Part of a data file

[BEGIN]

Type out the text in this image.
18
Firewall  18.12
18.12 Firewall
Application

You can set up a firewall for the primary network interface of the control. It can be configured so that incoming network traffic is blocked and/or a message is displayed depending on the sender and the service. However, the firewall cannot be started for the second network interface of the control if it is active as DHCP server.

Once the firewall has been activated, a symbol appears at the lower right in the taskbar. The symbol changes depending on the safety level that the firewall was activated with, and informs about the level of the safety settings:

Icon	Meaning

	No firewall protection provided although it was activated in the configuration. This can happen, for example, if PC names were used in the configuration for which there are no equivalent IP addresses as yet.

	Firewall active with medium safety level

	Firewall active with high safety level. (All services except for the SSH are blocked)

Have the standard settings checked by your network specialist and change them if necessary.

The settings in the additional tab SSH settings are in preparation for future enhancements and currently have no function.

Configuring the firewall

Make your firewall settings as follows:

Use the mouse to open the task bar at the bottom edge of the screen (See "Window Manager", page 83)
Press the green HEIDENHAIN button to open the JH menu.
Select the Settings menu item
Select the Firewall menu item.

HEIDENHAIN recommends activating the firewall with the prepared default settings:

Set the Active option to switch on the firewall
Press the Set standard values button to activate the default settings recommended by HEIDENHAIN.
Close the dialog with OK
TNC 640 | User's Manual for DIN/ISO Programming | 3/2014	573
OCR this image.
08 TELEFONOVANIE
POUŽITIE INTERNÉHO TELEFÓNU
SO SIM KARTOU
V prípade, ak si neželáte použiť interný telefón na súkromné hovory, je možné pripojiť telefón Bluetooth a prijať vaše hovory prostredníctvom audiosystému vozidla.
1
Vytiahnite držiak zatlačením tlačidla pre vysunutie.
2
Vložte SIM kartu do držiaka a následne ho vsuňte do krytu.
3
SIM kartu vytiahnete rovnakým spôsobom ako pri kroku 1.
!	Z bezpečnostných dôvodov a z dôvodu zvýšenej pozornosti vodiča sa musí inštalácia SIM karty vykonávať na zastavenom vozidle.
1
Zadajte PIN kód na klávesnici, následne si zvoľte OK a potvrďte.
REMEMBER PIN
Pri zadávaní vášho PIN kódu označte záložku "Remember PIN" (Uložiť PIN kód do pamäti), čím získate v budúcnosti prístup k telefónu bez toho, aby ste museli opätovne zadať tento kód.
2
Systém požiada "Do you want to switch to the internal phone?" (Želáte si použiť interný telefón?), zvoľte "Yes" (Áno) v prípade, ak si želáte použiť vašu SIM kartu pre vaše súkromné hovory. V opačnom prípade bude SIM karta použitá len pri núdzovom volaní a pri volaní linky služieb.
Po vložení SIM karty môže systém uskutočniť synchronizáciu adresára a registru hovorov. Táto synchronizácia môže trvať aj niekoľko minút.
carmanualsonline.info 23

[END]

Problem description = Write out the complete set of records exactly as given.

Solved exercise =
Type out the text in this image.
18
Firewall  18.12
18.12 Firewall
Application

You can set up a firewall for the primary network interface of the control. It can be configured so that incoming network traffic is blocked and/or a message is displayed depending on the sender and the service. However, the firewall cannot be started for the second network interface of the control if it is active as DHCP server.

Once the firewall has been activated, a symbol appears at the lower right in the taskbar. The symbol changes depending on the safety level that the firewall was activated with, and informs about the level of the safety settings:

Icon	Meaning

	No firewall protection provided although it was activated in the configuration. This can happen, for example, if PC names were used in the configuration for which there are no equivalent IP addresses as yet.

	Firewall active with medium safety level

	Firewall active with high safety level. (All services except for the SSH are blocked)

Have the standard settings checked by your network specialist and change them if necessary.

The settings in the additional tab SSH settings are in preparation for future enhancements and currently have no function.

Configuring the firewall

Make your firewall settings as follows:

Use the mouse to open the task bar at the bottom edge of the screen (See "Window Manager", page 83)
Press the green HEIDENHAIN button to open the JH menu.
Select the Settings menu item
Select the Firewall menu item.

HEIDENHAIN recommends activating the firewall with the prepared default settings:

Set the Active option to switch on the firewall
Press the Set standard values button to activate the default settings recommended by HEIDENHAIN.
Close the dialog with OK
TNC 640 | User's Manual for DIN/ISO Programming | 3/2014	573
OCR this image.
08 TELEFONOVANIE
POUŽITIE INTERNÉHO TELEFÓNU
SO SIM KARTOU
V prípade, ak si neželáte použiť interný telefón na súkromné hovory, je možné pripojiť telefón Bluetooth a prijať vaše hovory prostredníctvom audiosystému vozidla.
1
Vytiahnite držiak zatlačením tlačidla pre vysunutie.
2
Vložte SIM kartu do držiaka a následne ho vsuňte do krytu.
3
SIM kartu vytiahnete rovnakým spôsobom ako pri kroku 1.
!	Z bezpečnostných dôvodov a z dôvodu zvýšenej pozornosti vodiča sa musí inštalácia SIM karty vykonávať na zastavenom vozidle.
1
Zadajte PIN kód na klávesnici, následne si zvoľte OK a potvrďte.
REMEMBER PIN
Pri zadávaní vášho PIN kódu označte záložku "Remember PIN" (Uložiť PIN kód do pamäti), čím získate v budúcnosti prístup k telefónu bez toho, aby ste museli opätovne zadať tento kód.
2
Systém požiada "Do you want to switch to the internal phone?" (Želáte si použiť interný telefón?), zvoľte "Yes" (Áno) v prípade, ak si želáte použiť vašu SIM kartu pre vaše súkromné hovory. V opačnom prípade bude SIM karta použitá len pri núdzovom volaní a pri volaní linky služieb.
Po vložení SIM karty môže systém uskutočniť synchronizáciu adresára a registru hovorov. Táto synchronizácia môže trvať aj niekoľko minút.
carmanualsonline.info 23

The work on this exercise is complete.